**Set exercise**
Retype the interview excerpt about Tiny Desk concerts word for word, keeping every line break and all punctuation unchanged.

**Supplied passage**
START
You've brought in groups of all kinds for Tiny Desk concerts. What kind of bands work best in that setting?

We have a restriction. It's a weird one, but it's purposeful on my part. We don't amplify the voice into the room. It's in an office at NPR. It's where I work, it's literally my desk. People from NPR and their friends will come and watch a Tiny Desk concert, and we'll certainly mic the singer so that we record the singer's voice, but we don't amplify it into the room. There's no PA. So the rule is that the band can't play louder than the singer can sing, because they all have to hear each other. We don't use monitors or PAs. So maybe a punk band or a thrashing, loud band who's dependent on their volume for emotion might have a harder time making it work.

Then again, the Tiny Desk that went up today was the Serotones. They were actually fairly loud, but AJ Haynes has got a belting voice that you can tell has a gospel root to it and a garage rock root to it, so it worked. The other thing that works well is bands who actually listen to one another. You might think, "Well, of course they listen to one another," but the truth is a lot of young bands have only learned to play music when the volume is loud and when they have their own monitor mix in their ear or in front of them, and they don't listen to all the nuance. When they're at my desk, it's all about nuance. If they don't know how to play off one another when they're quiet, it can fall apart. We've had a 23-piece marching band here and we've had solo acts—a wide variety can work, but it's a listening skill set.

Have you ever had Gillian Welch and David Rawlings?

We did, but I actually missed the day they were here. They were at my office but I wasn't there at the time, which is unusual, I've missed a handful or two. But I love them, and they've got that skill for sure.

You begin the book with an essay about listening to the Beatles as a kid and the power of that music for you. Do you still go back to the Beatles more than any other band?
END
**Data lines**
START
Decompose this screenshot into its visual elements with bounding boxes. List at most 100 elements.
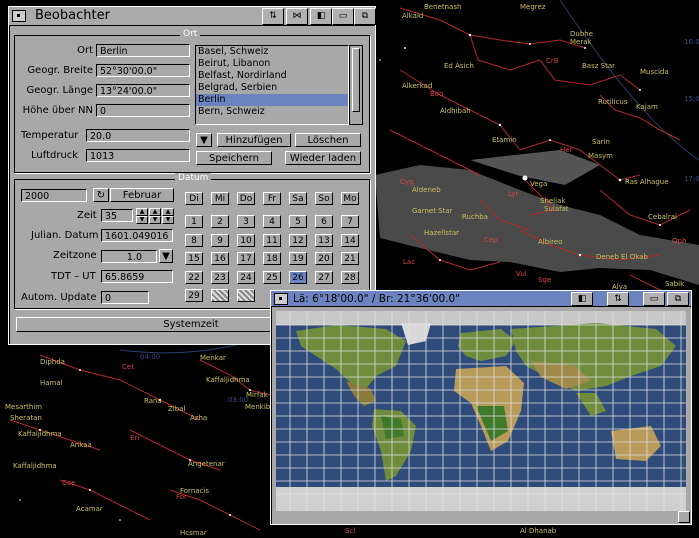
END
**Correct response**
You've brought in groups of all kinds for Tiny Desk concerts. What kind of bands work best in that setting?

We have a restriction. It's a weird one, but it's purposeful on my part. We don't amplify the voice into the room. It's in an office at NPR. It's where I work, it's literally my desk. People from NPR and their friends will come and watch a Tiny Desk concert, and we'll certainly mic the singer so that we record the singer's voice, but we don't amplify it into the room. There's no PA. So the rule is that the band can't play louder than the singer can sing, because they all have to hear each other. We don't use monitors or PAs. So maybe a punk band or a thrashing, loud band who's dependent on their volume for emotion might have a harder time making it work.

Then again, the Tiny Desk that went up today was the Serotones. They were actually fairly loud, but AJ Haynes has got a belting voice that you can tell has a gospel root to it and a garage rock root to it, so it worked. The other thing that works well is bands who actually listen to one another. You might think, "Well, of course they listen to one another," but the truth is a lot of young bands have only learned to play music when the volume is loud and when they have their own monitor mix in their ear or in front of them, and they don't listen to all the nuance. When they're at my desk, it's all about nuance. If they don't know how to play off one another when they're quiet, it can fall apart. We've had a 23-piece marching band here and we've had solo acts—a wide variety can work, but it's a listening skill set.

Have you ever had Gillian Welch and David Rawlings?

We did, but I actually missed the day they were here. They were at my office but I wasn't there at the time, which is unusual, I've missed a handful or two. But I love them, and they've got that skill for sure.

You begin the book with an essay about listening to the Beatles as a kid and the power of that music for you. Do you still go back to the Beatles more than any other band?